PROBLEM DETAILS
Extract all lines in the data that contain the word "Inside".

[Structured figure records]

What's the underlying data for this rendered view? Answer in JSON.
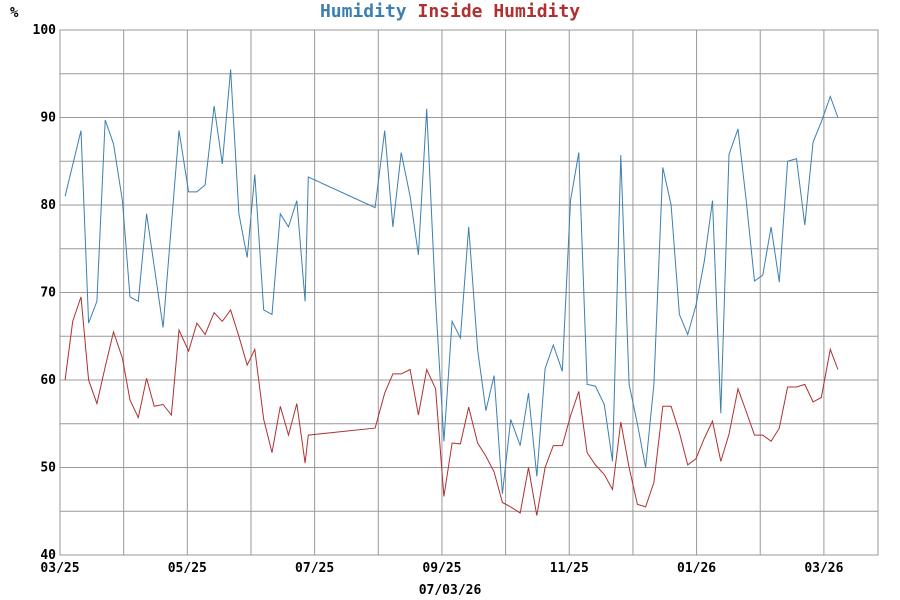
{
  "chart_data": {
    "type": "line",
    "title_parts": [
      "Humidity",
      "Inside Humidity"
    ],
    "ylabel": "%",
    "xlabel": "07/03/26",
    "ylim": [
      40,
      100
    ],
    "xlim": [
      0,
      12.85
    ],
    "y_ticks": [
      40,
      50,
      60,
      70,
      80,
      90,
      100
    ],
    "x_ticks": [
      {
        "label": "03/25",
        "pos": 0
      },
      {
        "label": "05/25",
        "pos": 2
      },
      {
        "label": "07/25",
        "pos": 4
      },
      {
        "label": "09/25",
        "pos": 6
      },
      {
        "label": "11/25",
        "pos": 8
      },
      {
        "label": "01/26",
        "pos": 10
      },
      {
        "label": "03/26",
        "pos": 12
      }
    ],
    "grid": true,
    "series": [
      {
        "name": "Humidity",
        "color": "#3c7fb1",
        "points": [
          [
            0.08,
            81
          ],
          [
            0.33,
            88.5
          ],
          [
            0.45,
            66.5
          ],
          [
            0.58,
            69
          ],
          [
            0.71,
            89.7
          ],
          [
            0.84,
            87
          ],
          [
            0.98,
            80.5
          ],
          [
            1.1,
            69.5
          ],
          [
            1.23,
            69
          ],
          [
            1.36,
            79
          ],
          [
            1.48,
            73
          ],
          [
            1.62,
            66
          ],
          [
            1.87,
            88.5
          ],
          [
            2.02,
            81.5
          ],
          [
            2.15,
            81.5
          ],
          [
            2.28,
            82.3
          ],
          [
            2.42,
            91.3
          ],
          [
            2.55,
            84.7
          ],
          [
            2.68,
            95.5
          ],
          [
            2.81,
            79
          ],
          [
            2.94,
            74
          ],
          [
            3.06,
            83.5
          ],
          [
            3.2,
            68
          ],
          [
            3.33,
            67.5
          ],
          [
            3.46,
            79
          ],
          [
            3.59,
            77.5
          ],
          [
            3.72,
            80.5
          ],
          [
            3.85,
            69
          ],
          [
            3.9,
            83.2
          ],
          [
            4.95,
            79.7
          ],
          [
            5.1,
            88.5
          ],
          [
            5.23,
            77.5
          ],
          [
            5.36,
            86
          ],
          [
            5.5,
            81
          ],
          [
            5.63,
            74.3
          ],
          [
            5.76,
            91
          ],
          [
            5.9,
            69
          ],
          [
            6.03,
            53
          ],
          [
            6.16,
            66.7
          ],
          [
            6.29,
            64.8
          ],
          [
            6.42,
            77.5
          ],
          [
            6.56,
            63.5
          ],
          [
            6.69,
            56.5
          ],
          [
            6.82,
            60.5
          ],
          [
            6.95,
            47
          ],
          [
            7.08,
            55.5
          ],
          [
            7.23,
            52.5
          ],
          [
            7.36,
            58.5
          ],
          [
            7.49,
            49
          ],
          [
            7.62,
            61.3
          ],
          [
            7.75,
            64
          ],
          [
            7.89,
            61
          ],
          [
            8.02,
            80.5
          ],
          [
            8.15,
            86
          ],
          [
            8.28,
            59.5
          ],
          [
            8.41,
            59.3
          ],
          [
            8.55,
            57.2
          ],
          [
            8.68,
            50.7
          ],
          [
            8.81,
            85.7
          ],
          [
            8.94,
            59.5
          ],
          [
            9.07,
            55
          ],
          [
            9.2,
            50
          ],
          [
            9.33,
            59.5
          ],
          [
            9.47,
            84.3
          ],
          [
            9.6,
            80
          ],
          [
            9.73,
            67.5
          ],
          [
            9.86,
            65.2
          ],
          [
            9.99,
            68.5
          ],
          [
            10.12,
            73.5
          ],
          [
            10.25,
            80.5
          ],
          [
            10.38,
            56.2
          ],
          [
            10.51,
            85.8
          ],
          [
            10.65,
            88.7
          ],
          [
            10.78,
            80.5
          ],
          [
            10.91,
            71.3
          ],
          [
            11.04,
            72
          ],
          [
            11.17,
            77.5
          ],
          [
            11.3,
            71.2
          ],
          [
            11.43,
            85
          ],
          [
            11.57,
            85.3
          ],
          [
            11.7,
            77.7
          ],
          [
            11.83,
            87.2
          ],
          [
            11.96,
            89.5
          ],
          [
            12.1,
            92.4
          ],
          [
            12.22,
            90
          ]
        ]
      },
      {
        "name": "Inside Humidity",
        "color": "#b03030",
        "points": [
          [
            0.08,
            60
          ],
          [
            0.2,
            66.7
          ],
          [
            0.33,
            69.5
          ],
          [
            0.45,
            60
          ],
          [
            0.58,
            57.3
          ],
          [
            0.71,
            61.5
          ],
          [
            0.84,
            65.5
          ],
          [
            0.98,
            62.5
          ],
          [
            1.1,
            57.7
          ],
          [
            1.23,
            55.7
          ],
          [
            1.36,
            60.2
          ],
          [
            1.48,
            57
          ],
          [
            1.62,
            57.2
          ],
          [
            1.75,
            56
          ],
          [
            1.87,
            65.7
          ],
          [
            2.02,
            63.3
          ],
          [
            2.15,
            66.5
          ],
          [
            2.28,
            65.2
          ],
          [
            2.42,
            67.7
          ],
          [
            2.55,
            66.7
          ],
          [
            2.68,
            68
          ],
          [
            2.81,
            65
          ],
          [
            2.94,
            61.7
          ],
          [
            3.06,
            63.5
          ],
          [
            3.2,
            55.5
          ],
          [
            3.33,
            51.7
          ],
          [
            3.46,
            57
          ],
          [
            3.59,
            53.7
          ],
          [
            3.72,
            57.3
          ],
          [
            3.85,
            50.5
          ],
          [
            3.9,
            53.7
          ],
          [
            4.95,
            54.5
          ],
          [
            5.1,
            58.5
          ],
          [
            5.23,
            60.7
          ],
          [
            5.36,
            60.7
          ],
          [
            5.5,
            61.2
          ],
          [
            5.63,
            56
          ],
          [
            5.76,
            61.2
          ],
          [
            5.9,
            59
          ],
          [
            6.03,
            46.7
          ],
          [
            6.16,
            52.8
          ],
          [
            6.29,
            52.7
          ],
          [
            6.42,
            56.9
          ],
          [
            6.56,
            52.8
          ],
          [
            6.69,
            51.3
          ],
          [
            6.82,
            49.5
          ],
          [
            6.95,
            46
          ],
          [
            7.08,
            45.5
          ],
          [
            7.23,
            44.8
          ],
          [
            7.36,
            50
          ],
          [
            7.49,
            44.5
          ],
          [
            7.62,
            50
          ],
          [
            7.75,
            52.5
          ],
          [
            7.89,
            52.5
          ],
          [
            8.02,
            55.9
          ],
          [
            8.15,
            58.7
          ],
          [
            8.28,
            51.7
          ],
          [
            8.41,
            50.3
          ],
          [
            8.55,
            49.2
          ],
          [
            8.68,
            47.5
          ],
          [
            8.81,
            55.2
          ],
          [
            8.94,
            50
          ],
          [
            9.07,
            45.8
          ],
          [
            9.2,
            45.5
          ],
          [
            9.33,
            48.3
          ],
          [
            9.47,
            57
          ],
          [
            9.6,
            57
          ],
          [
            9.73,
            54
          ],
          [
            9.86,
            50.3
          ],
          [
            9.99,
            51
          ],
          [
            10.12,
            53.3
          ],
          [
            10.25,
            55.3
          ],
          [
            10.38,
            50.7
          ],
          [
            10.51,
            53.8
          ],
          [
            10.65,
            59
          ],
          [
            10.78,
            56.4
          ],
          [
            10.91,
            53.7
          ],
          [
            11.04,
            53.7
          ],
          [
            11.17,
            53
          ],
          [
            11.3,
            54.5
          ],
          [
            11.43,
            59.2
          ],
          [
            11.57,
            59.2
          ],
          [
            11.7,
            59.5
          ],
          [
            11.83,
            57.5
          ],
          [
            11.96,
            58
          ],
          [
            12.1,
            63.5
          ],
          [
            12.22,
            61.2
          ]
        ]
      }
    ]
  }
}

FINAL ANSWER
      "Inside Humidity"
        "name": "Inside Humidity",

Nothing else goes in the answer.